[Entries with figure data]
_ _ _ _ _ _ _

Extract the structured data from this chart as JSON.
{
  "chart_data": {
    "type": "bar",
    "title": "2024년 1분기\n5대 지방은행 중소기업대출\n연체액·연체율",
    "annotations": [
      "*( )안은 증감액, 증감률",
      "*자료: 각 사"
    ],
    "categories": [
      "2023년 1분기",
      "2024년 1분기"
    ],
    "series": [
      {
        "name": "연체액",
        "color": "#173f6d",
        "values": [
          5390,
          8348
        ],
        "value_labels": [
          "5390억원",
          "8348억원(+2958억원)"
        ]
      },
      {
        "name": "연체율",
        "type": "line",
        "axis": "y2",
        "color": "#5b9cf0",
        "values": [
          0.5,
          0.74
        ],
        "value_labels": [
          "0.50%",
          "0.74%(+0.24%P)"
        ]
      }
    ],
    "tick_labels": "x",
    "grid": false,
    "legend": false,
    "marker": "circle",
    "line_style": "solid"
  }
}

_ _ _ _ _ _ _

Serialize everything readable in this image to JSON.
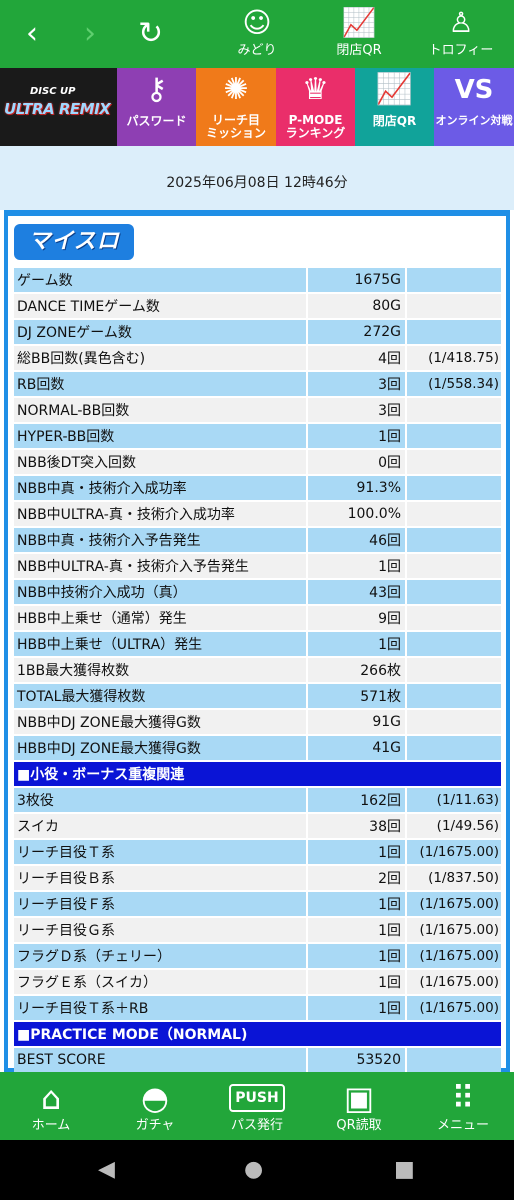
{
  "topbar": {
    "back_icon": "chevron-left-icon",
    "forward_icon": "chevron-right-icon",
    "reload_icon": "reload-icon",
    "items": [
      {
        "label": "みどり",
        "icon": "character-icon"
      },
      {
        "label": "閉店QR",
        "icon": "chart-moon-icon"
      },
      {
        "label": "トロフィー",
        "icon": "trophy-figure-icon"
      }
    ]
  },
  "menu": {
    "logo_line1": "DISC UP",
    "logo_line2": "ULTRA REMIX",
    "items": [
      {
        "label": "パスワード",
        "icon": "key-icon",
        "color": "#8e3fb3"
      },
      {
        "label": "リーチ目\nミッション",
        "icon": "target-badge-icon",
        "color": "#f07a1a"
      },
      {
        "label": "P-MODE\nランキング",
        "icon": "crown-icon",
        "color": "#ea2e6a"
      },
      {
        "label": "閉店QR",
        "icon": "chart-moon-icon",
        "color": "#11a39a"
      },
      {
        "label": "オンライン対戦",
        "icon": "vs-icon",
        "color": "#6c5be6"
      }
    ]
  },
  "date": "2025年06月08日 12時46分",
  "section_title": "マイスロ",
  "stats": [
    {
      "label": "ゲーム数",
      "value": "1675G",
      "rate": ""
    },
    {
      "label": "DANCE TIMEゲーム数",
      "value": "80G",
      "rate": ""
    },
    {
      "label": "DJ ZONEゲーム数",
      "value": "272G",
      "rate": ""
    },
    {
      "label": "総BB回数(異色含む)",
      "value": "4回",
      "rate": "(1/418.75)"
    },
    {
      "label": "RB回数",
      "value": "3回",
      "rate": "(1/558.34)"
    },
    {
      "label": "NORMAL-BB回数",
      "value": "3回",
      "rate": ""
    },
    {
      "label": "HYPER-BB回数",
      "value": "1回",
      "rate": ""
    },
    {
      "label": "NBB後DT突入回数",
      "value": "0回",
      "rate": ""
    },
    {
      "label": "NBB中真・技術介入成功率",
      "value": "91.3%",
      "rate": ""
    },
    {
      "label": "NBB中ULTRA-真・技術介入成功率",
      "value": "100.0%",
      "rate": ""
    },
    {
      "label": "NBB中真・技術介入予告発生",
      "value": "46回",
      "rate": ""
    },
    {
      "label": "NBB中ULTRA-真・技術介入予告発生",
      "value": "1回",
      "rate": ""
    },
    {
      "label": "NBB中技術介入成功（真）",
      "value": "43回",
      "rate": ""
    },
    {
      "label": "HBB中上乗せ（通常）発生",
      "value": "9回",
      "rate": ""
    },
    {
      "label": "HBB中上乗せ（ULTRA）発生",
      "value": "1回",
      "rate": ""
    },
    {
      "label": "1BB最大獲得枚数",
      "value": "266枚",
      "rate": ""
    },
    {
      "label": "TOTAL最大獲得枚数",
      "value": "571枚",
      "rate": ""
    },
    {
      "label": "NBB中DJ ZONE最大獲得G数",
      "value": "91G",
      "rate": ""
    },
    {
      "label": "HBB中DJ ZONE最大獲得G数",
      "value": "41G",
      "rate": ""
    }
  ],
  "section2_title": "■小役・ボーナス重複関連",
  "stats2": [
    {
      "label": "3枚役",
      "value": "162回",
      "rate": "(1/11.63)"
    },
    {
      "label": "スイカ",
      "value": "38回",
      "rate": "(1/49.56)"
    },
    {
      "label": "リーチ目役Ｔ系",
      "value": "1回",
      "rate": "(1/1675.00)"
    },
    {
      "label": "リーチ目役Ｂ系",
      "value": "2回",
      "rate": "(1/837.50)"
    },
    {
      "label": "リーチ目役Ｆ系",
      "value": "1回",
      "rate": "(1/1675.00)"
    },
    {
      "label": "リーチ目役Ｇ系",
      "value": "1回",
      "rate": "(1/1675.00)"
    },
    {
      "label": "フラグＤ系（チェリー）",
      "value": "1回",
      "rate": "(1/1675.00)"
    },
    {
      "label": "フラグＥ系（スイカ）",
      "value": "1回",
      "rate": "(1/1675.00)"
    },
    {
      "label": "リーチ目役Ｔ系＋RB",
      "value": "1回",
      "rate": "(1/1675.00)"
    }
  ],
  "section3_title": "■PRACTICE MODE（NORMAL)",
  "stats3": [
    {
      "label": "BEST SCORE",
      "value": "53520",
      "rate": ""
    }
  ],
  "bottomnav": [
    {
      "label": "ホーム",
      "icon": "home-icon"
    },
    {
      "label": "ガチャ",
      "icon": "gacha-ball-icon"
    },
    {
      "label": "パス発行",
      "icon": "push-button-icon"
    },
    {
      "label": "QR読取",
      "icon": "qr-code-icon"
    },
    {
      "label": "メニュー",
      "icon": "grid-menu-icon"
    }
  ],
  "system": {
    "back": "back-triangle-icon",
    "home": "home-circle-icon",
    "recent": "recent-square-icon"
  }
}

_ _ _ _ _ _ _

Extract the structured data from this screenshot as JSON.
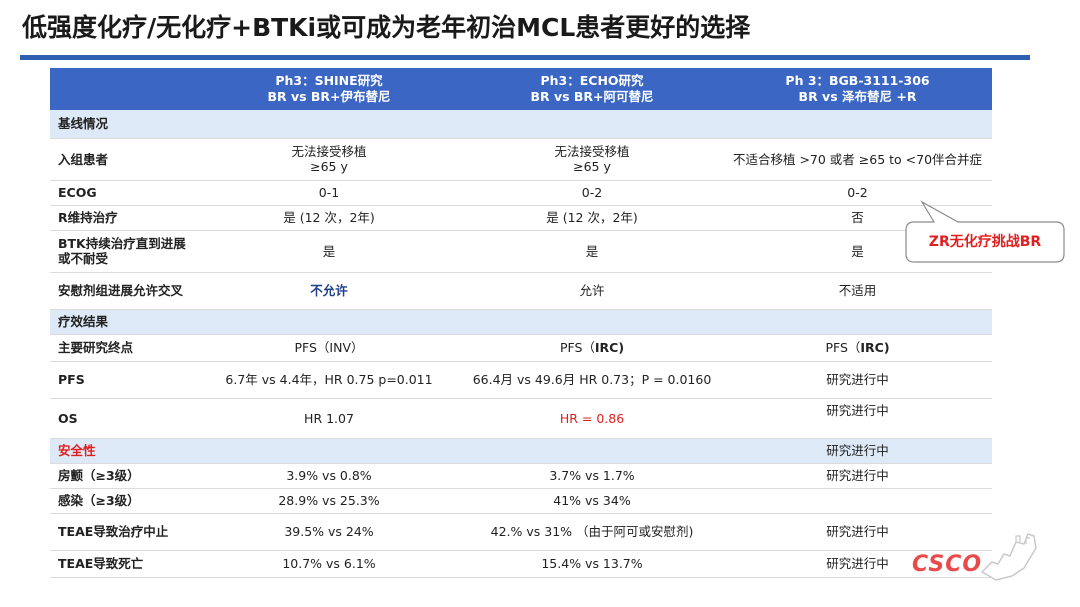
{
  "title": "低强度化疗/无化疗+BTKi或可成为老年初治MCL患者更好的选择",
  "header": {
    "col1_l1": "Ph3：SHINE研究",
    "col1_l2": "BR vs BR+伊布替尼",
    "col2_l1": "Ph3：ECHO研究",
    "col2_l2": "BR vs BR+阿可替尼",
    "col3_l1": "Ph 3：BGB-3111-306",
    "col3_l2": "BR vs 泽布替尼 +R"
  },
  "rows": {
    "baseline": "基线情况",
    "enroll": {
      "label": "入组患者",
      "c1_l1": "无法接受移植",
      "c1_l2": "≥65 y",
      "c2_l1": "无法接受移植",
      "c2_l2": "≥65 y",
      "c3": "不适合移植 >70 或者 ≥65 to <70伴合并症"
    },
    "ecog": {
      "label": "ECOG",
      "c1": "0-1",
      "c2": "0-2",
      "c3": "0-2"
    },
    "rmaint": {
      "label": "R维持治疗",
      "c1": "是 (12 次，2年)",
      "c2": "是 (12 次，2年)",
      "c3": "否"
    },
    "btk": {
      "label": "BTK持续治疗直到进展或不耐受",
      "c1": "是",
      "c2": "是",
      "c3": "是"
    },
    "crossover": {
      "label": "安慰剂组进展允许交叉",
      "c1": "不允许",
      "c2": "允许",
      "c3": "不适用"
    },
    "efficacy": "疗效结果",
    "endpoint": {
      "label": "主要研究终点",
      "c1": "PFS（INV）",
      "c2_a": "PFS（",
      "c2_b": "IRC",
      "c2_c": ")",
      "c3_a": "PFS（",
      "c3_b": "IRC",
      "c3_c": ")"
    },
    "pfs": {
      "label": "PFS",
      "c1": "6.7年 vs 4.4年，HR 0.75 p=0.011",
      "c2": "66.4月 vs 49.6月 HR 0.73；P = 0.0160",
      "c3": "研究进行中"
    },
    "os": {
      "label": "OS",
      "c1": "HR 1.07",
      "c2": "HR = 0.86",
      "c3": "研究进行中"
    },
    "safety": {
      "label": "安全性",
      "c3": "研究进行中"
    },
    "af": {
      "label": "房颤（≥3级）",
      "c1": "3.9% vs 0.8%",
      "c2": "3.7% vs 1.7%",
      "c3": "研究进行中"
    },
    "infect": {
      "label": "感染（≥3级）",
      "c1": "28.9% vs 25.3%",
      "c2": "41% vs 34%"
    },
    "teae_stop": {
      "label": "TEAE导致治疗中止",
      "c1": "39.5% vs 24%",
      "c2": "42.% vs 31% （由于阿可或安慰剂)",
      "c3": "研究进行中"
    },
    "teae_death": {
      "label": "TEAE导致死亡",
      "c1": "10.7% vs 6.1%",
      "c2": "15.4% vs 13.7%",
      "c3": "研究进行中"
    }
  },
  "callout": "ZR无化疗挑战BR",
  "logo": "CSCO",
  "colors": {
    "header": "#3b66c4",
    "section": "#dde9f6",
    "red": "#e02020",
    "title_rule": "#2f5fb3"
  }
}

_ _ _ _ _ _ _

=== Instruction ===
From the records above, pull out each line that has "moon".

=== Answer to the exercise ===
        "icon": "chart-moon-icon"
        "icon": "chart-moon-icon",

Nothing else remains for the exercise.